* _MATERIAL FOR THIS EXERCISE_:
******************************

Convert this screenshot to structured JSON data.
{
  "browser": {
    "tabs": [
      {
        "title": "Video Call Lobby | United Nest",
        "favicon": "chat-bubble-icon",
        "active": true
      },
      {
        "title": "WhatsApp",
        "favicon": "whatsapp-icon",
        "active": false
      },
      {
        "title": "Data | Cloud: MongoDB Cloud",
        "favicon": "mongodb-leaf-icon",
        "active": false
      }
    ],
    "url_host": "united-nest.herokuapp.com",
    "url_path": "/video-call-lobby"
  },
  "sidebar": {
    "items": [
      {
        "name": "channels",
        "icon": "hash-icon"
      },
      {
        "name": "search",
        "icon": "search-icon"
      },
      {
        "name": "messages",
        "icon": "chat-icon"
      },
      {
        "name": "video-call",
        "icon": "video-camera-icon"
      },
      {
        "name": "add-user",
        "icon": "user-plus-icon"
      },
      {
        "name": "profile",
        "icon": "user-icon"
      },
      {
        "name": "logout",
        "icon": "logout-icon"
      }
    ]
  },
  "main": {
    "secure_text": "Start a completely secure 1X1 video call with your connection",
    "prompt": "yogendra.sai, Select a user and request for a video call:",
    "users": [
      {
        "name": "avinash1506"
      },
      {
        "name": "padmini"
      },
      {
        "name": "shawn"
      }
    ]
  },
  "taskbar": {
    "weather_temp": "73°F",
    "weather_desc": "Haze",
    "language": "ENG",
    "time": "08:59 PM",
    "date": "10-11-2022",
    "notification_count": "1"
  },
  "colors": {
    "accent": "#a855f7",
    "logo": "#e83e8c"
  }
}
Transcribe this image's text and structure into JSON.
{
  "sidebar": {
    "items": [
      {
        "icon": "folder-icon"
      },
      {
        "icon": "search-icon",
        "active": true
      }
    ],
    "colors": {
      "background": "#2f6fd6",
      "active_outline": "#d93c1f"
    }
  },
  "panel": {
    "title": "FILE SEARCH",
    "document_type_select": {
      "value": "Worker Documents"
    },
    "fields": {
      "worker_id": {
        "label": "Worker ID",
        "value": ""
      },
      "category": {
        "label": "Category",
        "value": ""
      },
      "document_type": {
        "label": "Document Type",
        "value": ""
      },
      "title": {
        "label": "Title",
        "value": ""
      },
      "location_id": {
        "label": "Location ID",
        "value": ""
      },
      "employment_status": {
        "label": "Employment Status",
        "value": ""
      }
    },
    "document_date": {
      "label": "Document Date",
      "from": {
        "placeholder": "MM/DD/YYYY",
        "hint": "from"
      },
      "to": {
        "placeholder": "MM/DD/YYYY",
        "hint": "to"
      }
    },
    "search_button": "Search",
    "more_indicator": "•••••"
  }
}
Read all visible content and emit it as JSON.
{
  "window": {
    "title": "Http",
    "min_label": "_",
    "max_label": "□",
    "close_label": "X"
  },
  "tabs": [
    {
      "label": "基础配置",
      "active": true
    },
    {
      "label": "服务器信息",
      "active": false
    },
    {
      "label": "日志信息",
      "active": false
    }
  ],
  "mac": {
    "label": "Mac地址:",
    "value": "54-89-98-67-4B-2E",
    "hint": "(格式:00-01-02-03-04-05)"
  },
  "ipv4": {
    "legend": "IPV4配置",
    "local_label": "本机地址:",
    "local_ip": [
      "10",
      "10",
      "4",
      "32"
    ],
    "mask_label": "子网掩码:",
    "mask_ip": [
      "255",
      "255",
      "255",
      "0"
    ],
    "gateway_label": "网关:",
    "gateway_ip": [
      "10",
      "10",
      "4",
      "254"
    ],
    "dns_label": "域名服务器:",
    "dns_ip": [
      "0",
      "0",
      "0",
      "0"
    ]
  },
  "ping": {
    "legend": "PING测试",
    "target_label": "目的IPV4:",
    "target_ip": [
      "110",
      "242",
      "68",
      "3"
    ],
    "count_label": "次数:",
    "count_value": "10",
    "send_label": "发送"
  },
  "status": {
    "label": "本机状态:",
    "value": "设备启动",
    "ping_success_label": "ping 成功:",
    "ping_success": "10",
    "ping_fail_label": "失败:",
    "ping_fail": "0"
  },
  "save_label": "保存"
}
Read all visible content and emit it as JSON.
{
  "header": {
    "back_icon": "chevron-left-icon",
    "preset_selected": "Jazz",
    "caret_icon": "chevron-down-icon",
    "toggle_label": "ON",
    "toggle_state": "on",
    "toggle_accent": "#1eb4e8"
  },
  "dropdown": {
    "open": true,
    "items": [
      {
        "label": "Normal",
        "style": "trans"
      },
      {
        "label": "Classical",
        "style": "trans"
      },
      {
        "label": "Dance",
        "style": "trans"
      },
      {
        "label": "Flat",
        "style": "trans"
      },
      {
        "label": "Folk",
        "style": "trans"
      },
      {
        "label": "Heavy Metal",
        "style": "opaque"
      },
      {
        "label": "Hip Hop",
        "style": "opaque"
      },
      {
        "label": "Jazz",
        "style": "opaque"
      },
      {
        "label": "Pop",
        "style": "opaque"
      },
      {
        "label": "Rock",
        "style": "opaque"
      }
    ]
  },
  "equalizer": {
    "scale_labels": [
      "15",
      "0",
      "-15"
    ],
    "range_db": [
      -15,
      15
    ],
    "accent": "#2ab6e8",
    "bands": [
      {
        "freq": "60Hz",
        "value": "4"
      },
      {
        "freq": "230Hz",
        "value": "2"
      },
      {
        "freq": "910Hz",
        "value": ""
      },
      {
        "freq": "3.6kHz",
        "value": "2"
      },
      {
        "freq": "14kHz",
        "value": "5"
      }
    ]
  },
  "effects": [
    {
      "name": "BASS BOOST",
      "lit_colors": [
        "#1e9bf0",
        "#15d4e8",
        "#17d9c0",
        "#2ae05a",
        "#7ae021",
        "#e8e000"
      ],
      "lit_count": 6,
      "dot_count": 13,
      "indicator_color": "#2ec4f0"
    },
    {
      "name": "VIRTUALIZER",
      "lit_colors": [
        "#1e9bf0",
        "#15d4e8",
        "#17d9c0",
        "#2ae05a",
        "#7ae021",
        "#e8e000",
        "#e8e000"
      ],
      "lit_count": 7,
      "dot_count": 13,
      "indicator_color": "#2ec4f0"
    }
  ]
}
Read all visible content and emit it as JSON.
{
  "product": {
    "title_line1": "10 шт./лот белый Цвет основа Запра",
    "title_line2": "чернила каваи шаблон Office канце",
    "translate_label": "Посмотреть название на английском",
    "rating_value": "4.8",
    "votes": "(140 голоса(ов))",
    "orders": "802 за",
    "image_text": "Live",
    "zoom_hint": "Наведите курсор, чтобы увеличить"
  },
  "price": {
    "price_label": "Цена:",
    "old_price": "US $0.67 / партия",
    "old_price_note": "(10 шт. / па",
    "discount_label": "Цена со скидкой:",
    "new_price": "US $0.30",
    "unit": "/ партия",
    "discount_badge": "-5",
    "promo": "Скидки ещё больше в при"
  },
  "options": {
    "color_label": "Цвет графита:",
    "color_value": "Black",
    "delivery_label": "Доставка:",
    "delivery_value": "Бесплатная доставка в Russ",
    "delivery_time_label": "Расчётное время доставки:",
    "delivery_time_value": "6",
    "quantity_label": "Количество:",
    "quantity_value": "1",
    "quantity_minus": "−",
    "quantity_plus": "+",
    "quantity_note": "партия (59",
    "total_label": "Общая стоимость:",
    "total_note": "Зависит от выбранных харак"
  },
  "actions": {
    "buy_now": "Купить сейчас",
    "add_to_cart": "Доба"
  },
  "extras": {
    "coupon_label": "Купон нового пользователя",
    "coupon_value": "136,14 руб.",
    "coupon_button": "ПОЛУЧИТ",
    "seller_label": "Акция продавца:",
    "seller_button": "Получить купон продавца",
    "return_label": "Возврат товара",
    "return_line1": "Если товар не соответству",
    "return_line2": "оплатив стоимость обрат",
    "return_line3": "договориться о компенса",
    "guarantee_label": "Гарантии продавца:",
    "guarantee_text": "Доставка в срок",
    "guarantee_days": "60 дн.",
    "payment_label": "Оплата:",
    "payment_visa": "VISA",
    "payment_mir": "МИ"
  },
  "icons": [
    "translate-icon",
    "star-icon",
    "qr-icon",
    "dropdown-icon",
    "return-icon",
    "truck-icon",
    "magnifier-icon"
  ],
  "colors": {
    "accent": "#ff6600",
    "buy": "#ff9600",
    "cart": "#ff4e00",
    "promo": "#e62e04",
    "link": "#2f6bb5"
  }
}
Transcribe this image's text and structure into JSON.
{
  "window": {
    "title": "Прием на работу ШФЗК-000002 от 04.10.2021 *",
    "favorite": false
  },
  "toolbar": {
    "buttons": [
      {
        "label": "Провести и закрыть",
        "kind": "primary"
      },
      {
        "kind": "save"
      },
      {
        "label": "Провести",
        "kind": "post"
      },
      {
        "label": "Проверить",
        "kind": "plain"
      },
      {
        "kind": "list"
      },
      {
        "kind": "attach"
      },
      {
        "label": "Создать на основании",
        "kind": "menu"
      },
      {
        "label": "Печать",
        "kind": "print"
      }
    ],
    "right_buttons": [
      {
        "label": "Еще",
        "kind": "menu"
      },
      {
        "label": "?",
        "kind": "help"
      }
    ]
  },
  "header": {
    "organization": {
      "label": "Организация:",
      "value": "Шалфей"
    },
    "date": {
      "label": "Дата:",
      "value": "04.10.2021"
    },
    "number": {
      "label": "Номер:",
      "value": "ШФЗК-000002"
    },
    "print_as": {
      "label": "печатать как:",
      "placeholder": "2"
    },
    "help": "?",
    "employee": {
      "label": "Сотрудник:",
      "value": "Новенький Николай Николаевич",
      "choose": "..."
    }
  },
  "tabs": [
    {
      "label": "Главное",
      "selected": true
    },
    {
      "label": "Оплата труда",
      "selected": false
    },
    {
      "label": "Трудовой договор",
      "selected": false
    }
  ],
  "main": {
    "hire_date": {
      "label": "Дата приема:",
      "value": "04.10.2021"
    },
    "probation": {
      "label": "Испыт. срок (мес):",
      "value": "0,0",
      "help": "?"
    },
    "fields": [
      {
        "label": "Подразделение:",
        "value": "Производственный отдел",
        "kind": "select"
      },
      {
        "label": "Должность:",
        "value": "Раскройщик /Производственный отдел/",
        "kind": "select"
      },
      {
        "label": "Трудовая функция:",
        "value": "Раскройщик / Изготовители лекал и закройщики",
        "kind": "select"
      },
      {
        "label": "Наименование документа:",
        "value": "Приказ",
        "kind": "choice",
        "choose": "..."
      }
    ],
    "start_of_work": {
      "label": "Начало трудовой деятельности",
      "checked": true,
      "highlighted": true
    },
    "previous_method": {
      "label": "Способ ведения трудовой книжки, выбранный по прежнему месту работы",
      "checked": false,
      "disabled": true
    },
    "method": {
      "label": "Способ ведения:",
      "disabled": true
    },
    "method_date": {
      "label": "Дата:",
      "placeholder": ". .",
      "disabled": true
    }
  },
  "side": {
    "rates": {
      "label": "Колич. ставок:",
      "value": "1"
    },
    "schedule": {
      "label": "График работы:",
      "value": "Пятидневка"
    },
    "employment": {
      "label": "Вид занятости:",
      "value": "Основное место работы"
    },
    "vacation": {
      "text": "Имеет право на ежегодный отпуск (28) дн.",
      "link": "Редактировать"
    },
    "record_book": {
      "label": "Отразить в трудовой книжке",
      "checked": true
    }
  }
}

******************************

* _TASK_: Show the lines of the records that contain the word "checked".

* _EXERCISE ANSWER_:
      "checked": true,
      "checked": false,
      "checked": true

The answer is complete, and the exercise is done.